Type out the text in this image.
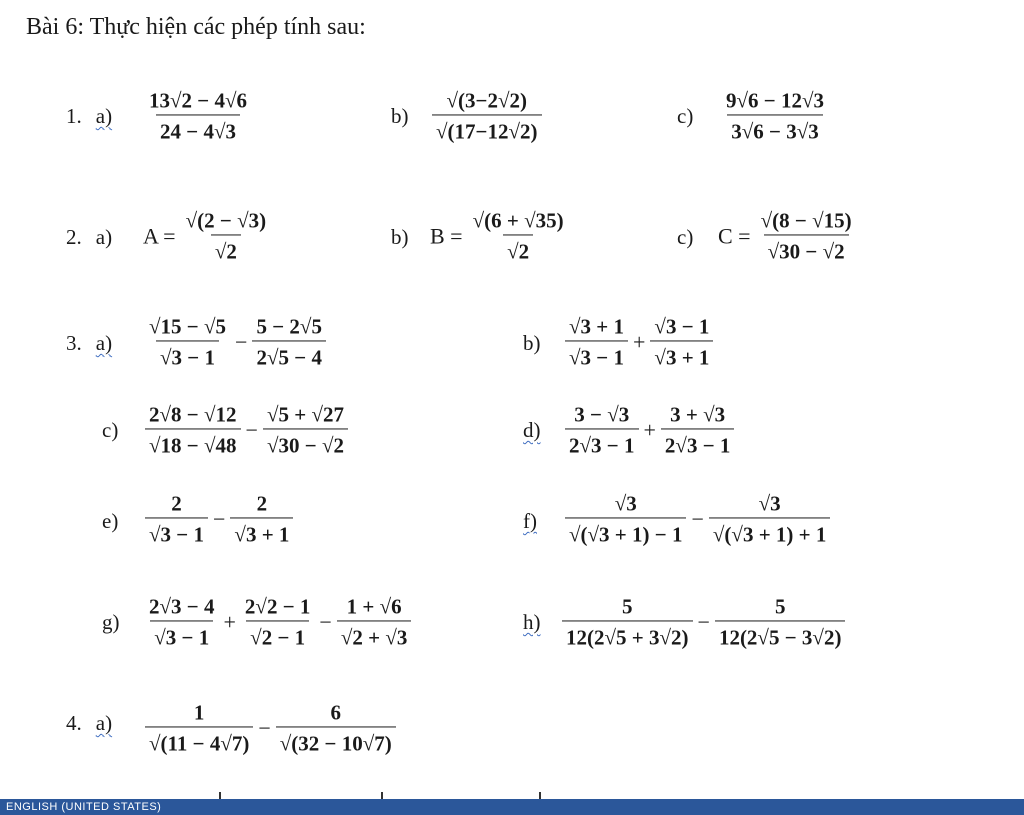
Bài 6: Thực hiện các phép tính sau:
1. $a) \frac{13√2 - 4√6}{24 - 4√3}$	$b) \frac{√(3-2√2)}{√(17-12√2)}$	$c) \frac{9√6 - 12√3}{3√6 - 3√3}$
2. a) $A = \frac{√(2 - √3)}{√2}$	b) $B = \frac{√(6 + √35)}{√2}$	c) $C = \frac{√(8 - √15)}{√30 - √2}$
3. $a) \frac{√15 - √5}{√3 - 1} - \frac{5 - 2√5}{2√5 - 4}$	$b) \frac{√3 + 1}{√3 - 1} + \frac{√3 - 1}{√3 + 1}$
$c) \frac{2√8 - √12}{√18 - √48} - \frac{√5 + √27}{√30 - √2}$	$d) \frac{3 - √3}{2√3 - 1} + \frac{3 + √3}{2√3 - 1}$
$e) \frac{2}{√3 - 1} - \frac{2}{√3 + 1}$	$f) \frac{√3}{√(√3 + 1) - 1} - \frac{√3}{√(√3 + 1) + 1}$
$g) \frac{2√3 - 4}{√3 - 1} + \frac{2√2 - 1}{√2 - 1} - \frac{1 + √6}{√2 + √3}$	$h) \frac{5}{12(2√5 + 3√2)} - \frac{5}{12(2√5 - 3√2)}$
4. $a) \frac{1}{√(11 - 4√7)} - \frac{6}{√(32 - 10√7)}$
ENGLISH (UNITED STATES)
+++++
● Goal
Where a line in the entries holds "frac", copy that line.

● Answer to this exercise
1. $a) \frac{13√2 - 4√6}{24 - 4√3}$	$b) \frac{√(3-2√2)}{√(17-12√2)}$	$c) \frac{9√6 - 12√3}{3√6 - 3√3}$
2. a) $A = \frac{√(2 - √3)}{√2}$	b) $B = \frac{√(6 + √35)}{√2}$	c) $C = \frac{√(8 - √15)}{√30 - √2}$
3. $a) \frac{√15 - √5}{√3 - 1} - \frac{5 - 2√5}{2√5 - 4}$	$b) \frac{√3 + 1}{√3 - 1} + \frac{√3 - 1}{√3 + 1}$
$c) \frac{2√8 - √12}{√18 - √48} - \frac{√5 + √27}{√30 - √2}$	$d) \frac{3 - √3}{2√3 - 1} + \frac{3 + √3}{2√3 - 1}$
$e) \frac{2}{√3 - 1} - \frac{2}{√3 + 1}$	$f) \frac{√3}{√(√3 + 1) - 1} - \frac{√3}{√(√3 + 1) + 1}$
$g) \frac{2√3 - 4}{√3 - 1} + \frac{2√2 - 1}{√2 - 1} - \frac{1 + √6}{√2 + √3}$	$h) \frac{5}{12(2√5 + 3√2)} - \frac{5}{12(2√5 - 3√2)}$
4. $a) \frac{1}{√(11 - 4√7)} - \frac{6}{√(32 - 10√7)}$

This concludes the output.